=== Prompt ===
Locate every line in the records below that holds the word "time" and return each one.

━━━━━━━━━━━━━━━━━━━━━━━━━━━━━━

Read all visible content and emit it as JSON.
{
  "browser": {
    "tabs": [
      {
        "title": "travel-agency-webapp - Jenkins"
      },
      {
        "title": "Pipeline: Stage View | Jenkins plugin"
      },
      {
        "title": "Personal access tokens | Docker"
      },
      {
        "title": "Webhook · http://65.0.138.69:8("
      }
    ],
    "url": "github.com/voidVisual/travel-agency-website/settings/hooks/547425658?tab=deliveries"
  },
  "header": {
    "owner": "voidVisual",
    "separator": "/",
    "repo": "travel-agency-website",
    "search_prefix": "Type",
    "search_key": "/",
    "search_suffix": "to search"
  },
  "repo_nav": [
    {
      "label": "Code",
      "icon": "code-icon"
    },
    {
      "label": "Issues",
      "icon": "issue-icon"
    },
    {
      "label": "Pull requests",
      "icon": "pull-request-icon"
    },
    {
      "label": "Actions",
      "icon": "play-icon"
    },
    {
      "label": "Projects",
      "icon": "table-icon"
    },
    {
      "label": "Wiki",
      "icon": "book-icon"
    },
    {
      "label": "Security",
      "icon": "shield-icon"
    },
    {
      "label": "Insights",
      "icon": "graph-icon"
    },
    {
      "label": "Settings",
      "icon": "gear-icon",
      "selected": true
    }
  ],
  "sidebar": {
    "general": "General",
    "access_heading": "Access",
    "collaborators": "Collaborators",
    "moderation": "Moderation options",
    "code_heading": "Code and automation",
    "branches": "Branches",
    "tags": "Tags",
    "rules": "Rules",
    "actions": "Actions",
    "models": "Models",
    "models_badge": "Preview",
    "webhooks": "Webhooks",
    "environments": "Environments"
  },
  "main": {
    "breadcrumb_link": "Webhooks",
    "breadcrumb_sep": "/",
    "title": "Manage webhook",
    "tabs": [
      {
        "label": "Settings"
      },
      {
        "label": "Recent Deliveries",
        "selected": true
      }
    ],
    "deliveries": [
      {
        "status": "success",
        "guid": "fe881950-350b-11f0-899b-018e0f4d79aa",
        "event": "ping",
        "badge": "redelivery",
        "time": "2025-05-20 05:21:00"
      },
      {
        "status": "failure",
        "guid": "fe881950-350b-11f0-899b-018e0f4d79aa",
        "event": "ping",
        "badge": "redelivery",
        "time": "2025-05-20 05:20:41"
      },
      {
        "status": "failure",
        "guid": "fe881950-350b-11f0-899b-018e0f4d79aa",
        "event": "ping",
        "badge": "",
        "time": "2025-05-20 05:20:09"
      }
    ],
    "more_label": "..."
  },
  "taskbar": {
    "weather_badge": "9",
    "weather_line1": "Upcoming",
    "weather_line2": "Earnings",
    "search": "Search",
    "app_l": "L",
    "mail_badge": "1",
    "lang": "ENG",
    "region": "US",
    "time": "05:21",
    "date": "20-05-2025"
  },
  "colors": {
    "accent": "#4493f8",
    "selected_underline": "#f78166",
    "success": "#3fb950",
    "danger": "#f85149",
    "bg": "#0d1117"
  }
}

━━━━━━━━━━━━━━━━━━━━━━━━━━━━━━

=== Exercise answer ===
        "time": "2025-05-20 05:21:00"
        "time": "2025-05-20 05:20:41"
        "time": "2025-05-20 05:20:09"
    "time": "05:21",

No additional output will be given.